## PROBLEM DESCRIPTION
Every entry below should be transcribed exactly; pictures stay out of the copy.

## RECORDS SUPPLIED
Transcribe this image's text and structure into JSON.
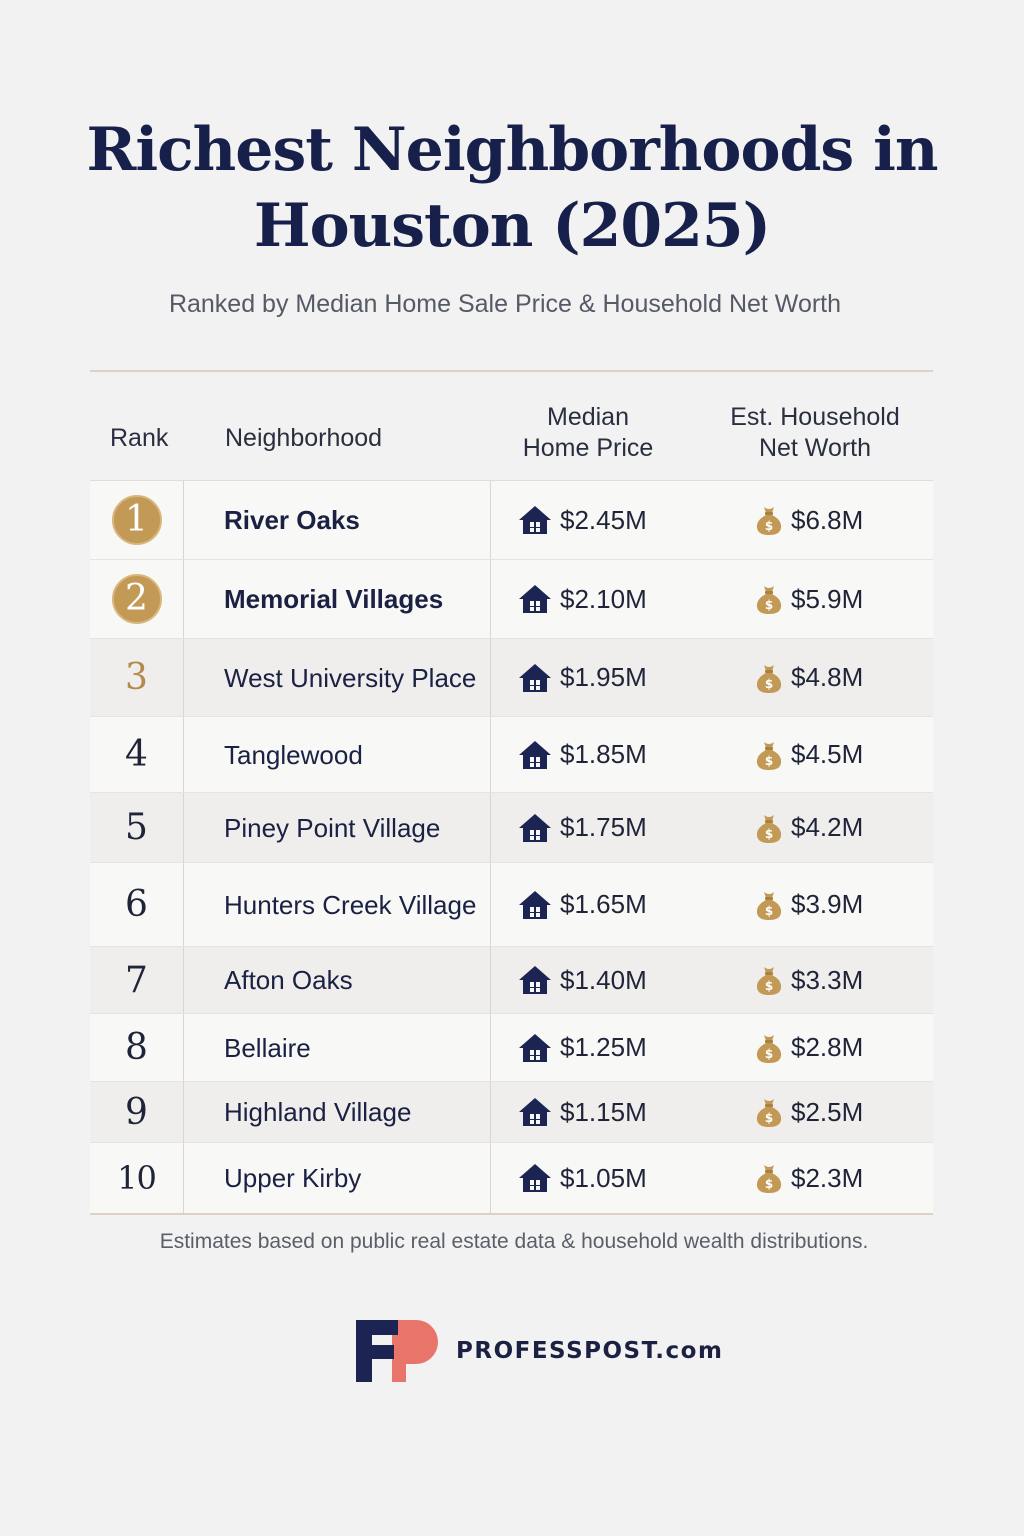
{
  "header": {
    "title_line1": "Richest Neighborhoods in",
    "title_line2": "Houston (2025)",
    "subtitle": "Ranked by Median Home Sale Price & Household Net Worth"
  },
  "table": {
    "columns": {
      "rank": "Rank",
      "neighborhood": "Neighborhood",
      "price_line1": "Median",
      "price_line2": "Home Price",
      "worth_line1": "Est. Household",
      "worth_line2": "Net Worth"
    },
    "rows": [
      {
        "rank": "1",
        "name": "River Oaks",
        "price": "$2.45M",
        "worth": "$6.8M"
      },
      {
        "rank": "2",
        "name": "Memorial Villages",
        "price": "$2.10M",
        "worth": "$5.9M"
      },
      {
        "rank": "3",
        "name": "West University Place",
        "price": "$1.95M",
        "worth": "$4.8M"
      },
      {
        "rank": "4",
        "name": "Tanglewood",
        "price": "$1.85M",
        "worth": "$4.5M"
      },
      {
        "rank": "5",
        "name": "Piney Point Village",
        "price": "$1.75M",
        "worth": "$4.2M"
      },
      {
        "rank": "6",
        "name": "Hunters Creek Village",
        "price": "$1.65M",
        "worth": "$3.9M"
      },
      {
        "rank": "7",
        "name": "Afton Oaks",
        "price": "$1.40M",
        "worth": "$3.3M"
      },
      {
        "rank": "8",
        "name": "Bellaire",
        "price": "$1.25M",
        "worth": "$2.8M"
      },
      {
        "rank": "9",
        "name": "Highland Village",
        "price": "$1.15M",
        "worth": "$2.5M"
      },
      {
        "rank": "10",
        "name": "Upper Kirby",
        "price": "$1.05M",
        "worth": "$2.3M"
      }
    ],
    "icons": {
      "price": "house-icon",
      "worth": "money-bag-icon"
    }
  },
  "footnote": "Estimates based on public real estate data & household wealth distributions.",
  "brand": {
    "logo_letters": "FP",
    "site": "PROFESSPOST.com"
  },
  "colors": {
    "navy": "#17204a",
    "gold": "#c39a55",
    "coral": "#e8746a",
    "background": "#f3f2f2"
  }
}
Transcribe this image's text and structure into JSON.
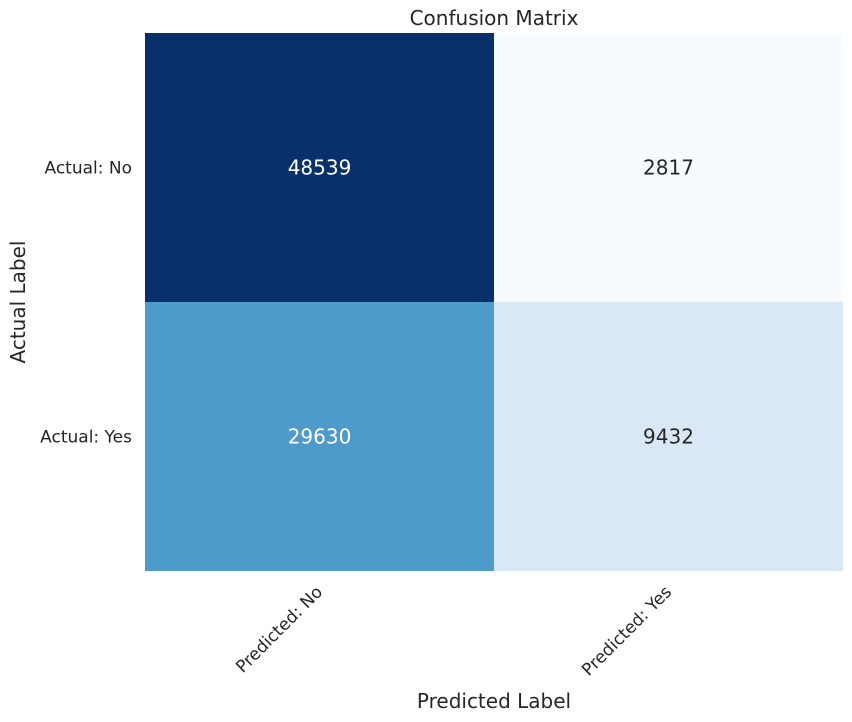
{
  "chart_data": {
    "type": "heatmap",
    "title": "Confusion Matrix",
    "xlabel": "Predicted Label",
    "ylabel": "Actual Label",
    "x_categories": [
      "Predicted: No",
      "Predicted: Yes"
    ],
    "y_categories": [
      "Actual: No",
      "Actual: Yes"
    ],
    "values": [
      [
        48539,
        2817
      ],
      [
        29630,
        9432
      ]
    ],
    "cell_colors": [
      [
        "#08306b",
        "#f7fbff"
      ],
      [
        "#4e9bcb",
        "#dae8f5"
      ]
    ],
    "cell_text_colors": [
      [
        "#ffffff",
        "#262626"
      ],
      [
        "#ffffff",
        "#262626"
      ]
    ],
    "colormap": "Blues",
    "grid": false,
    "colorbar": false
  }
}
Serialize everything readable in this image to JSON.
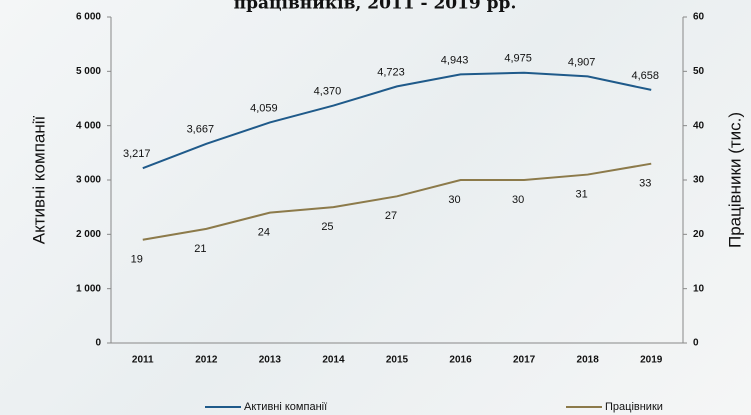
{
  "chart_data": {
    "type": "line",
    "title": "працівників, 2011 - 2019 рр.",
    "y_label": "Активні компанії",
    "y2_label": "Працівники (тис.)",
    "categories": [
      "2011",
      "2012",
      "2013",
      "2014",
      "2015",
      "2016",
      "2017",
      "2018",
      "2019"
    ],
    "series": [
      {
        "name": "Активні компанії",
        "color": "#1f5a8a",
        "values": [
          3217,
          3667,
          4059,
          4370,
          4723,
          4943,
          4975,
          4907,
          4658
        ],
        "value_labels": [
          "3,217",
          "3,667",
          "4,059",
          "4,370",
          "4,723",
          "4,943",
          "4,975",
          "4,907",
          "4,658"
        ]
      },
      {
        "name": "Працівники",
        "color": "#8c7a4a",
        "axis": "y2",
        "values": [
          19,
          21,
          24,
          25,
          27,
          30,
          30,
          31,
          33
        ]
      }
    ],
    "ylim": [
      0,
      6000
    ],
    "yticks": [
      0,
      {
        "value": 1000,
        "label": "1 000"
      },
      {
        "value": 2000,
        "label": "2 000"
      },
      {
        "value": 3000,
        "label": "3 000"
      },
      {
        "value": 4000,
        "label": "4 000"
      },
      {
        "value": 5000,
        "label": "5 000"
      },
      {
        "value": 6000,
        "label": "6 000"
      }
    ],
    "y2lim": [
      0,
      60
    ],
    "y2ticks": [
      0,
      10,
      20,
      30,
      40,
      50,
      60
    ],
    "legend": "bottom"
  }
}
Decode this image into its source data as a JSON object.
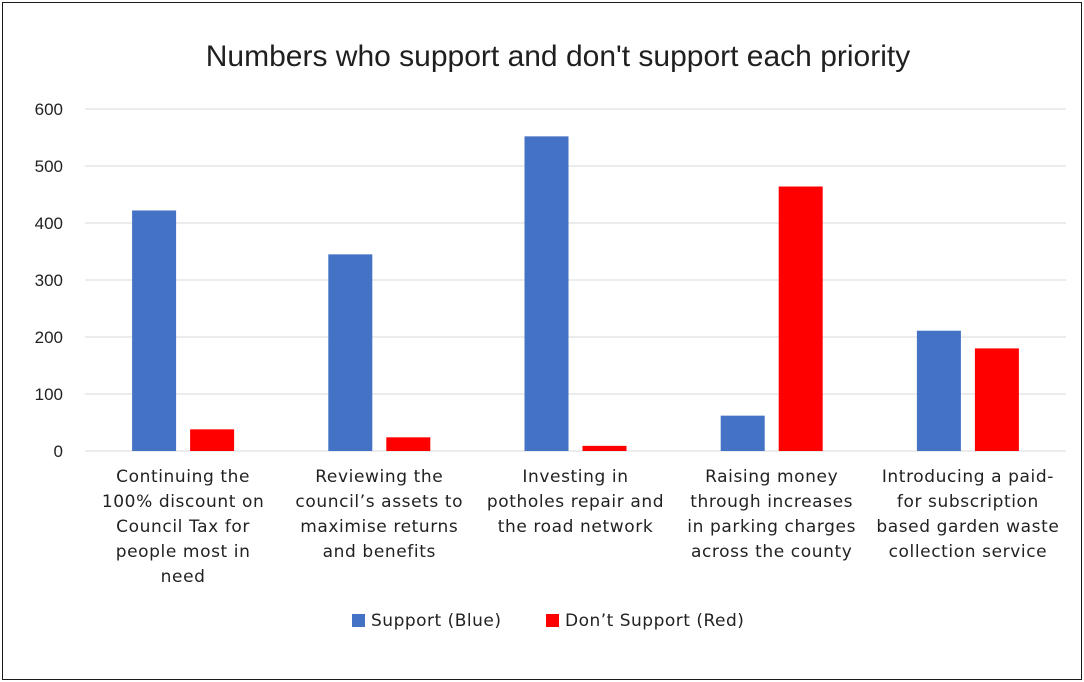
{
  "chart_data": {
    "type": "bar",
    "title": "Numbers who support and don't support each priority",
    "xlabel": "",
    "ylabel": "",
    "ylim": [
      0,
      600
    ],
    "yticks": [
      "0",
      "100",
      "200",
      "300",
      "400",
      "500",
      "600"
    ],
    "grid": true,
    "legend_position": "bottom",
    "categories": [
      [
        "Continuing the",
        "100% discount on",
        "Council Tax for",
        "people most in",
        "need"
      ],
      [
        "Reviewing the",
        "council’s assets to",
        "maximise returns",
        "and benefits"
      ],
      [
        "Investing in",
        "potholes repair and",
        "the road network"
      ],
      [
        "Raising money",
        "through increases",
        "in parking charges",
        "across the county"
      ],
      [
        "Introducing a paid-",
        "for subscription",
        "based garden waste",
        "collection service"
      ]
    ],
    "series": [
      {
        "name": "Support (Blue)",
        "color": "#4472c4",
        "values": [
          422,
          345,
          552,
          62,
          211
        ]
      },
      {
        "name": "Don’t Support (Red)",
        "color": "#ff0000",
        "values": [
          38,
          24,
          9,
          464,
          180
        ]
      }
    ]
  }
}
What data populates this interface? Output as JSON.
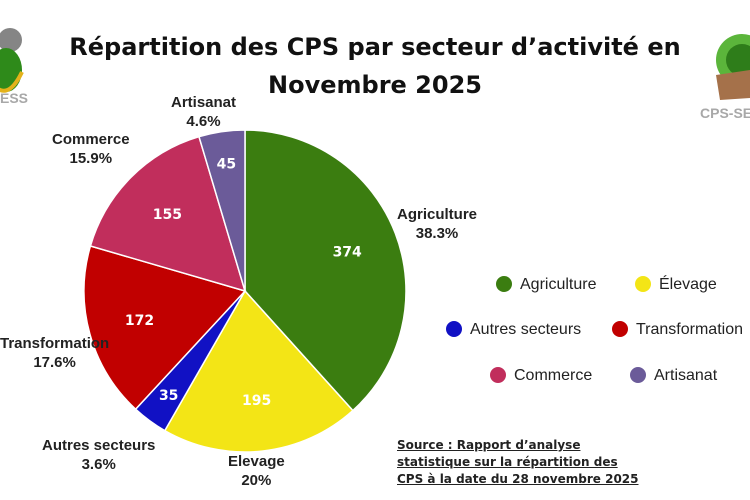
{
  "logos": {
    "left_text": "ESS",
    "right_text": "CPS-SE"
  },
  "chart_data": {
    "type": "pie",
    "title": "Répartition des CPS par secteur d’activité en Novembre 2025",
    "categories": [
      "Agriculture",
      "Elevage",
      "Autres secteurs",
      "Transformation",
      "Commerce",
      "Artisanat"
    ],
    "values": [
      374,
      195,
      35,
      172,
      155,
      45
    ],
    "percent_labels": [
      "38.3%",
      "20%",
      "3.6%",
      "17.6%",
      "15.9%",
      "4.6%"
    ],
    "colors": [
      "#3b7d10",
      "#f3e516",
      "#1111c4",
      "#c10000",
      "#c12e5c",
      "#6b5b99"
    ],
    "start": "top",
    "direction": "clockwise",
    "legend": {
      "placement": "right",
      "entries": [
        "Agriculture",
        "Élevage",
        "Autres secteurs",
        "Transformation",
        "Commerce",
        "Artisanat"
      ]
    }
  },
  "source": [
    "Source : Rapport d’analyse",
    "statistique sur la répartition des",
    "CPS à la date du 28 novembre 2025"
  ]
}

## OUTPUT FOR THIS TASK
Transcribe this image's text and structure into JSON.
{
  "header": {
    "title_line1": "Richest Neighborhoods in",
    "title_line2": "Houston (2025)",
    "subtitle": "Ranked by Median Home Sale Price & Household Net Worth"
  },
  "table": {
    "columns": {
      "rank": "Rank",
      "neighborhood": "Neighborhood",
      "price_line1": "Median",
      "price_line2": "Home Price",
      "worth_line1": "Est. Household",
      "worth_line2": "Net Worth"
    },
    "rows": [
      {
        "rank": "1",
        "name": "River Oaks",
        "price": "$2.45M",
        "worth": "$6.8M"
      },
      {
        "rank": "2",
        "name": "Memorial Villages",
        "price": "$2.10M",
        "worth": "$5.9M"
      },
      {
        "rank": "3",
        "name": "West University Place",
        "price": "$1.95M",
        "worth": "$4.8M"
      },
      {
        "rank": "4",
        "name": "Tanglewood",
        "price": "$1.85M",
        "worth": "$4.5M"
      },
      {
        "rank": "5",
        "name": "Piney Point Village",
        "price": "$1.75M",
        "worth": "$4.2M"
      },
      {
        "rank": "6",
        "name": "Hunters Creek Village",
        "price": "$1.65M",
        "worth": "$3.9M"
      },
      {
        "rank": "7",
        "name": "Afton Oaks",
        "price": "$1.40M",
        "worth": "$3.3M"
      },
      {
        "rank": "8",
        "name": "Bellaire",
        "price": "$1.25M",
        "worth": "$2.8M"
      },
      {
        "rank": "9",
        "name": "Highland Village",
        "price": "$1.15M",
        "worth": "$2.5M"
      },
      {
        "rank": "10",
        "name": "Upper Kirby",
        "price": "$1.05M",
        "worth": "$2.3M"
      }
    ],
    "icons": {
      "price": "house-icon",
      "worth": "money-bag-icon"
    }
  },
  "footnote": "Estimates based on public real estate data & household wealth distributions.",
  "brand": {
    "logo_letters": "FP",
    "site": "PROFESSPOST.com"
  },
  "colors": {
    "navy": "#17204a",
    "gold": "#c39a55",
    "coral": "#e8746a",
    "background": "#f3f2f2"
  }
}
Transcribe this image's text and structure into JSON.
{
  "chart_data": {
    "type": "heatmap",
    "title": "Confusion Matrix",
    "xlabel": "Predicted Label",
    "ylabel": "Actual Label",
    "x_categories": [
      "Predicted: No",
      "Predicted: Yes"
    ],
    "y_categories": [
      "Actual: No",
      "Actual: Yes"
    ],
    "values": [
      [
        48539,
        2817
      ],
      [
        29630,
        9432
      ]
    ],
    "cell_colors": [
      [
        "#08306b",
        "#f7fbff"
      ],
      [
        "#4e9bcb",
        "#dae8f5"
      ]
    ],
    "cell_text_colors": [
      [
        "#ffffff",
        "#262626"
      ],
      [
        "#ffffff",
        "#262626"
      ]
    ],
    "colormap": "Blues",
    "grid": false,
    "colorbar": false
  }
}
Serialize everything readable in this image to JSON.
{
  "chart_data": {
    "type": "line",
    "title": "працівників, 2011 - 2019 рр.",
    "y_label": "Активні компанії",
    "y2_label": "Працівники (тис.)",
    "categories": [
      "2011",
      "2012",
      "2013",
      "2014",
      "2015",
      "2016",
      "2017",
      "2018",
      "2019"
    ],
    "series": [
      {
        "name": "Активні компанії",
        "color": "#1f5a8a",
        "values": [
          3217,
          3667,
          4059,
          4370,
          4723,
          4943,
          4975,
          4907,
          4658
        ],
        "value_labels": [
          "3,217",
          "3,667",
          "4,059",
          "4,370",
          "4,723",
          "4,943",
          "4,975",
          "4,907",
          "4,658"
        ]
      },
      {
        "name": "Працівники",
        "color": "#8c7a4a",
        "axis": "y2",
        "values": [
          19,
          21,
          24,
          25,
          27,
          30,
          30,
          31,
          33
        ]
      }
    ],
    "ylim": [
      0,
      6000
    ],
    "yticks": [
      0,
      {
        "value": 1000,
        "label": "1 000"
      },
      {
        "value": 2000,
        "label": "2 000"
      },
      {
        "value": 3000,
        "label": "3 000"
      },
      {
        "value": 4000,
        "label": "4 000"
      },
      {
        "value": 5000,
        "label": "5 000"
      },
      {
        "value": 6000,
        "label": "6 000"
      }
    ],
    "y2lim": [
      0,
      60
    ],
    "y2ticks": [
      0,
      10,
      20,
      30,
      40,
      50,
      60
    ],
    "legend": "bottom"
  }
}
Decode this image into its source data as a JSON object.
{
  "chart_data": {
    "type": "bar",
    "title": "Numbers who support and don't support each priority",
    "xlabel": "",
    "ylabel": "",
    "ylim": [
      0,
      600
    ],
    "yticks": [
      "0",
      "100",
      "200",
      "300",
      "400",
      "500",
      "600"
    ],
    "grid": true,
    "legend_position": "bottom",
    "categories": [
      [
        "Continuing the",
        "100% discount on",
        "Council Tax for",
        "people most in",
        "need"
      ],
      [
        "Reviewing the",
        "council’s assets to",
        "maximise returns",
        "and benefits"
      ],
      [
        "Investing in",
        "potholes repair and",
        "the road network"
      ],
      [
        "Raising money",
        "through increases",
        "in parking charges",
        "across the county"
      ],
      [
        "Introducing a paid-",
        "for subscription",
        "based garden waste",
        "collection service"
      ]
    ],
    "series": [
      {
        "name": "Support (Blue)",
        "color": "#4472c4",
        "values": [
          422,
          345,
          552,
          62,
          211
        ]
      },
      {
        "name": "Don’t Support (Red)",
        "color": "#ff0000",
        "values": [
          38,
          24,
          9,
          464,
          180
        ]
      }
    ]
  }
}
What data populates this interface? Output as JSON.
{
  "logos": {
    "left_text": "ESS",
    "right_text": "CPS-SE"
  },
  "chart_data": {
    "type": "pie",
    "title": "Répartition des CPS par secteur d’activité en Novembre 2025",
    "categories": [
      "Agriculture",
      "Elevage",
      "Autres secteurs",
      "Transformation",
      "Commerce",
      "Artisanat"
    ],
    "values": [
      374,
      195,
      35,
      172,
      155,
      45
    ],
    "percent_labels": [
      "38.3%",
      "20%",
      "3.6%",
      "17.6%",
      "15.9%",
      "4.6%"
    ],
    "colors": [
      "#3b7d10",
      "#f3e516",
      "#1111c4",
      "#c10000",
      "#c12e5c",
      "#6b5b99"
    ],
    "start": "top",
    "direction": "clockwise",
    "legend": {
      "placement": "right",
      "entries": [
        "Agriculture",
        "Élevage",
        "Autres secteurs",
        "Transformation",
        "Commerce",
        "Artisanat"
      ]
    }
  },
  "source": [
    "Source : Rapport d’analyse",
    "statistique sur la répartition des",
    "CPS à la date du 28 novembre 2025"
  ]
}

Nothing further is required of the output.